*Task to carry out*. The data below is to be returned in full and exactly.

## START

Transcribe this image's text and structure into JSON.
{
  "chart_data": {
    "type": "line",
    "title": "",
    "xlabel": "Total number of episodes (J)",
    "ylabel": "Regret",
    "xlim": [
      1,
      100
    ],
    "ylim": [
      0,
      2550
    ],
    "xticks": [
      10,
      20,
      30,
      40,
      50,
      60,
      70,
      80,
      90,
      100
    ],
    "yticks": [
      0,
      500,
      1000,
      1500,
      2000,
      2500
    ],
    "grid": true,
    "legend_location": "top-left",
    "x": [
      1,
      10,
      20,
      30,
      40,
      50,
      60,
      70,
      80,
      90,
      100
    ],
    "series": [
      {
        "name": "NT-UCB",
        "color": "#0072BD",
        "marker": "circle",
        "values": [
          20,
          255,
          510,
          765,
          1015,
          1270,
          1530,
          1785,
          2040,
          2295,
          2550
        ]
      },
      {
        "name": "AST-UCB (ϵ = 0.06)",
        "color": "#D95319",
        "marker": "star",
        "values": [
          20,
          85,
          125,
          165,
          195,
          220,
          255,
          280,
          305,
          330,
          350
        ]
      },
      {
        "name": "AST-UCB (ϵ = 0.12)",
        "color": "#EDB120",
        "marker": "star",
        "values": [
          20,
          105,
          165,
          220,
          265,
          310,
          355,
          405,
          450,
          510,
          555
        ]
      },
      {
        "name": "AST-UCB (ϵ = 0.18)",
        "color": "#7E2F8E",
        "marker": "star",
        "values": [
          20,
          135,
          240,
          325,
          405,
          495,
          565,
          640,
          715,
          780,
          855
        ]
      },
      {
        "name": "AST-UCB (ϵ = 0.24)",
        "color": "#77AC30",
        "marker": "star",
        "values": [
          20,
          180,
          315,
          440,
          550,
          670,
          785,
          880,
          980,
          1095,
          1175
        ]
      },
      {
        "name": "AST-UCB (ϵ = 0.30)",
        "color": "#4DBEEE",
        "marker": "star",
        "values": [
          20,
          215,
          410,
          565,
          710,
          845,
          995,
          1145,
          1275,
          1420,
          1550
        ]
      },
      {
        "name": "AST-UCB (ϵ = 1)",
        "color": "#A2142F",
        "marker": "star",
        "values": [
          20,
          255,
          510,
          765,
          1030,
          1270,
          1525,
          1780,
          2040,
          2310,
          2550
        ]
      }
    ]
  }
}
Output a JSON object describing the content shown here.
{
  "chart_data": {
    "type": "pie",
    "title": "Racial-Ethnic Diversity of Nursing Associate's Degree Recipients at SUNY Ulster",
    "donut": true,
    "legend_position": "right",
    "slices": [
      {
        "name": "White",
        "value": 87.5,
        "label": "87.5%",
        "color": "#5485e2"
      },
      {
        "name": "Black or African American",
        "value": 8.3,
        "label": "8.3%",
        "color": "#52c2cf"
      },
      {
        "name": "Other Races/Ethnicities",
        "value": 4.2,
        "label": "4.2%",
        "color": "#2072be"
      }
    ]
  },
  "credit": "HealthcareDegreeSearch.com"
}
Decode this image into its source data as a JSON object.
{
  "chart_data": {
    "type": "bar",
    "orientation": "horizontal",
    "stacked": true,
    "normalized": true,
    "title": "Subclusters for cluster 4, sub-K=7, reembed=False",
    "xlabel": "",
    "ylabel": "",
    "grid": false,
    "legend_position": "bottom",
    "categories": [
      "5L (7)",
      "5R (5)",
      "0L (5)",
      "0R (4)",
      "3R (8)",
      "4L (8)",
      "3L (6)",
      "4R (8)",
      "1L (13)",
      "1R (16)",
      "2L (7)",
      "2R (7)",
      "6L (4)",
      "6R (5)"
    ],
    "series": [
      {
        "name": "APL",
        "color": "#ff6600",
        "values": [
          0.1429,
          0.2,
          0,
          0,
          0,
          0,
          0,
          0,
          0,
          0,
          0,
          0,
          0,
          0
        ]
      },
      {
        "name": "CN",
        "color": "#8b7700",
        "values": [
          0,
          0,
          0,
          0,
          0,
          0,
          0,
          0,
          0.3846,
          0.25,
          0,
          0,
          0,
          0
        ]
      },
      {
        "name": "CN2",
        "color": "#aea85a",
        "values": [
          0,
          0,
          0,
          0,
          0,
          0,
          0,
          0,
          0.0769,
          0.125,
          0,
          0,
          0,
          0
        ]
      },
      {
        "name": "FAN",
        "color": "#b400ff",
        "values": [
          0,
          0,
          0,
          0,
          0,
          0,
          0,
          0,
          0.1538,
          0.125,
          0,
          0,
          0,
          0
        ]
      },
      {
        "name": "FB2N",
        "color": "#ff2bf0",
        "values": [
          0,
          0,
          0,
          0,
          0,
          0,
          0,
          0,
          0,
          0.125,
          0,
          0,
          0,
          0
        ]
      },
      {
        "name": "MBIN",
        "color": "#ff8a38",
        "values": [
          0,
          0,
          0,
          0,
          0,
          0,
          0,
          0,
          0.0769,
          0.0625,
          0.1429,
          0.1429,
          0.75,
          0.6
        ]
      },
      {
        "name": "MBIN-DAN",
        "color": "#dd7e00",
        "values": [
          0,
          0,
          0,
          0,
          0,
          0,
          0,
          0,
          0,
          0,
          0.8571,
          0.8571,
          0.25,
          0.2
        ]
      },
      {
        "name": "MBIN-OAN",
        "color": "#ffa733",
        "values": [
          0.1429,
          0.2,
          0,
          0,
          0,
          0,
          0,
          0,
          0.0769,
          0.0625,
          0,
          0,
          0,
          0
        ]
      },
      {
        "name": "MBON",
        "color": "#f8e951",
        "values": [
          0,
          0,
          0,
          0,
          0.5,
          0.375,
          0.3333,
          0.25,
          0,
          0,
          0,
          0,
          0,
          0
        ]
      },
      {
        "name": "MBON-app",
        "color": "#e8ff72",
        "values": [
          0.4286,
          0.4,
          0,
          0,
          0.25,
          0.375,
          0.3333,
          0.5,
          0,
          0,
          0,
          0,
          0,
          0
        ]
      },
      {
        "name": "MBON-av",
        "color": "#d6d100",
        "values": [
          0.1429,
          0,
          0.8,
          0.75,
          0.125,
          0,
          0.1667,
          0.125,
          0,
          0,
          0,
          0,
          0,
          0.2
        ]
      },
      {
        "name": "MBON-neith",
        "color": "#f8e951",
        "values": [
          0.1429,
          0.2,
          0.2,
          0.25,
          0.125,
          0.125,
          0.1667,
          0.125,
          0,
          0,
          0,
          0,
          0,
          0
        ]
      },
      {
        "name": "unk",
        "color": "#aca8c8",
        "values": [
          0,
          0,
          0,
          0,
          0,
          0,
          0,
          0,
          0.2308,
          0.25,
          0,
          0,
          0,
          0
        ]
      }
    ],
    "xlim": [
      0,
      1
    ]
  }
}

## END

*The answer*.
Transcribe this image's text and structure into JSON.
{
  "chart_data": {
    "type": "line",
    "title": "",
    "xlabel": "Total number of episodes (J)",
    "ylabel": "Regret",
    "xlim": [
      1,
      100
    ],
    "ylim": [
      0,
      2550
    ],
    "xticks": [
      10,
      20,
      30,
      40,
      50,
      60,
      70,
      80,
      90,
      100
    ],
    "yticks": [
      0,
      500,
      1000,
      1500,
      2000,
      2500
    ],
    "grid": true,
    "legend_location": "top-left",
    "x": [
      1,
      10,
      20,
      30,
      40,
      50,
      60,
      70,
      80,
      90,
      100
    ],
    "series": [
      {
        "name": "NT-UCB",
        "color": "#0072BD",
        "marker": "circle",
        "values": [
          20,
          255,
          510,
          765,
          1015,
          1270,
          1530,
          1785,
          2040,
          2295,
          2550
        ]
      },
      {
        "name": "AST-UCB (ϵ = 0.06)",
        "color": "#D95319",
        "marker": "star",
        "values": [
          20,
          85,
          125,
          165,
          195,
          220,
          255,
          280,
          305,
          330,
          350
        ]
      },
      {
        "name": "AST-UCB (ϵ = 0.12)",
        "color": "#EDB120",
        "marker": "star",
        "values": [
          20,
          105,
          165,
          220,
          265,
          310,
          355,
          405,
          450,
          510,
          555
        ]
      },
      {
        "name": "AST-UCB (ϵ = 0.18)",
        "color": "#7E2F8E",
        "marker": "star",
        "values": [
          20,
          135,
          240,
          325,
          405,
          495,
          565,
          640,
          715,
          780,
          855
        ]
      },
      {
        "name": "AST-UCB (ϵ = 0.24)",
        "color": "#77AC30",
        "marker": "star",
        "values": [
          20,
          180,
          315,
          440,
          550,
          670,
          785,
          880,
          980,
          1095,
          1175
        ]
      },
      {
        "name": "AST-UCB (ϵ = 0.30)",
        "color": "#4DBEEE",
        "marker": "star",
        "values": [
          20,
          215,
          410,
          565,
          710,
          845,
          995,
          1145,
          1275,
          1420,
          1550
        ]
      },
      {
        "name": "AST-UCB (ϵ = 1)",
        "color": "#A2142F",
        "marker": "star",
        "values": [
          20,
          255,
          510,
          765,
          1030,
          1270,
          1525,
          1780,
          2040,
          2310,
          2550
        ]
      }
    ]
  }
}
Output a JSON object describing the content shown here.
{
  "chart_data": {
    "type": "pie",
    "title": "Racial-Ethnic Diversity of Nursing Associate's Degree Recipients at SUNY Ulster",
    "donut": true,
    "legend_position": "right",
    "slices": [
      {
        "name": "White",
        "value": 87.5,
        "label": "87.5%",
        "color": "#5485e2"
      },
      {
        "name": "Black or African American",
        "value": 8.3,
        "label": "8.3%",
        "color": "#52c2cf"
      },
      {
        "name": "Other Races/Ethnicities",
        "value": 4.2,
        "label": "4.2%",
        "color": "#2072be"
      }
    ]
  },
  "credit": "HealthcareDegreeSearch.com"
}
Decode this image into its source data as a JSON object.
{
  "chart_data": {
    "type": "bar",
    "orientation": "horizontal",
    "stacked": true,
    "normalized": true,
    "title": "Subclusters for cluster 4, sub-K=7, reembed=False",
    "xlabel": "",
    "ylabel": "",
    "grid": false,
    "legend_position": "bottom",
    "categories": [
      "5L (7)",
      "5R (5)",
      "0L (5)",
      "0R (4)",
      "3R (8)",
      "4L (8)",
      "3L (6)",
      "4R (8)",
      "1L (13)",
      "1R (16)",
      "2L (7)",
      "2R (7)",
      "6L (4)",
      "6R (5)"
    ],
    "series": [
      {
        "name": "APL",
        "color": "#ff6600",
        "values": [
          0.1429,
          0.2,
          0,
          0,
          0,
          0,
          0,
          0,
          0,
          0,
          0,
          0,
          0,
          0
        ]
      },
      {
        "name": "CN",
        "color": "#8b7700",
        "values": [
          0,
          0,
          0,
          0,
          0,
          0,
          0,
          0,
          0.3846,
          0.25,
          0,
          0,
          0,
          0
        ]
      },
      {
        "name": "CN2",
        "color": "#aea85a",
        "values": [
          0,
          0,
          0,
          0,
          0,
          0,
          0,
          0,
          0.0769,
          0.125,
          0,
          0,
          0,
          0
        ]
      },
      {
        "name": "FAN",
        "color": "#b400ff",
        "values": [
          0,
          0,
          0,
          0,
          0,
          0,
          0,
          0,
          0.1538,
          0.125,
          0,
          0,
          0,
          0
        ]
      },
      {
        "name": "FB2N",
        "color": "#ff2bf0",
        "values": [
          0,
          0,
          0,
          0,
          0,
          0,
          0,
          0,
          0,
          0.125,
          0,
          0,
          0,
          0
        ]
      },
      {
        "name": "MBIN",
        "color": "#ff8a38",
        "values": [
          0,
          0,
          0,
          0,
          0,
          0,
          0,
          0,
          0.0769,
          0.0625,
          0.1429,
          0.1429,
          0.75,
          0.6
        ]
      },
      {
        "name": "MBIN-DAN",
        "color": "#dd7e00",
        "values": [
          0,
          0,
          0,
          0,
          0,
          0,
          0,
          0,
          0,
          0,
          0.8571,
          0.8571,
          0.25,
          0.2
        ]
      },
      {
        "name": "MBIN-OAN",
        "color": "#ffa733",
        "values": [
          0.1429,
          0.2,
          0,
          0,
          0,
          0,
          0,
          0,
          0.0769,
          0.0625,
          0,
          0,
          0,
          0
        ]
      },
      {
        "name": "MBON",
        "color": "#f8e951",
        "values": [
          0,
          0,
          0,
          0,
          0.5,
          0.375,
          0.3333,
          0.25,
          0,
          0,
          0,
          0,
          0,
          0
        ]
      },
      {
        "name": "MBON-app",
        "color": "#e8ff72",
        "values": [
          0.4286,
          0.4,
          0,
          0,
          0.25,
          0.375,
          0.3333,
          0.5,
          0,
          0,
          0,
          0,
          0,
          0
        ]
      },
      {
        "name": "MBON-av",
        "color": "#d6d100",
        "values": [
          0.1429,
          0,
          0.8,
          0.75,
          0.125,
          0,
          0.1667,
          0.125,
          0,
          0,
          0,
          0,
          0,
          0.2
        ]
      },
      {
        "name": "MBON-neith",
        "color": "#f8e951",
        "values": [
          0.1429,
          0.2,
          0.2,
          0.25,
          0.125,
          0.125,
          0.1667,
          0.125,
          0,
          0,
          0,
          0,
          0,
          0
        ]
      },
      {
        "name": "unk",
        "color": "#aca8c8",
        "values": [
          0,
          0,
          0,
          0,
          0,
          0,
          0,
          0,
          0.2308,
          0.25,
          0,
          0,
          0,
          0
        ]
      }
    ],
    "xlim": [
      0,
      1
    ]
  }
}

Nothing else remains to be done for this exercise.